WORK REQUIRED |
Retype every entry exactly, character for character.

ENTRIES |
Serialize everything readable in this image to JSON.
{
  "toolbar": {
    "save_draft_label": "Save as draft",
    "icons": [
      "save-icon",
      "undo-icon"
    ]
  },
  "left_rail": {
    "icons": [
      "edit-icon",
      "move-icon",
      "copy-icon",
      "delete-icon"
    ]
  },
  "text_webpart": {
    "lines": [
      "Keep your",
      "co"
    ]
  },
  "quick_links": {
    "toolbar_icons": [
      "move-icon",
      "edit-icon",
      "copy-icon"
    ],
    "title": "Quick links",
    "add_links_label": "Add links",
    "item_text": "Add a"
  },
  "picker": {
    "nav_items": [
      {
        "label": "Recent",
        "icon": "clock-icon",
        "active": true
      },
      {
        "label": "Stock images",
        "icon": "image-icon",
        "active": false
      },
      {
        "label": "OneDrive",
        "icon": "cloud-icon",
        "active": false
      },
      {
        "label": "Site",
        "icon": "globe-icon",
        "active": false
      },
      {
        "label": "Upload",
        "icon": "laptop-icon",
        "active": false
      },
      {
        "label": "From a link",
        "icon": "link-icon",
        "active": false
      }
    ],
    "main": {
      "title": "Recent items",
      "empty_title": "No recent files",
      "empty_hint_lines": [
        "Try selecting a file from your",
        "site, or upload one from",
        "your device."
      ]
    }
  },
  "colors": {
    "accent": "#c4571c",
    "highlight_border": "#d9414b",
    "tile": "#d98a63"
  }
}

RESPONSE BELOW |
Serialize everything readable in this image to JSON.
{
  "toolbar": {
    "save_draft_label": "Save as draft",
    "icons": [
      "save-icon",
      "undo-icon"
    ]
  },
  "left_rail": {
    "icons": [
      "edit-icon",
      "move-icon",
      "copy-icon",
      "delete-icon"
    ]
  },
  "text_webpart": {
    "lines": [
      "Keep your",
      "co"
    ]
  },
  "quick_links": {
    "toolbar_icons": [
      "move-icon",
      "edit-icon",
      "copy-icon"
    ],
    "title": "Quick links",
    "add_links_label": "Add links",
    "item_text": "Add a"
  },
  "picker": {
    "nav_items": [
      {
        "label": "Recent",
        "icon": "clock-icon",
        "active": true
      },
      {
        "label": "Stock images",
        "icon": "image-icon",
        "active": false
      },
      {
        "label": "OneDrive",
        "icon": "cloud-icon",
        "active": false
      },
      {
        "label": "Site",
        "icon": "globe-icon",
        "active": false
      },
      {
        "label": "Upload",
        "icon": "laptop-icon",
        "active": false
      },
      {
        "label": "From a link",
        "icon": "link-icon",
        "active": false
      }
    ],
    "main": {
      "title": "Recent items",
      "empty_title": "No recent files",
      "empty_hint_lines": [
        "Try selecting a file from your",
        "site, or upload one from",
        "your device."
      ]
    }
  },
  "colors": {
    "accent": "#c4571c",
    "highlight_border": "#d9414b",
    "tile": "#d98a63"
  }
}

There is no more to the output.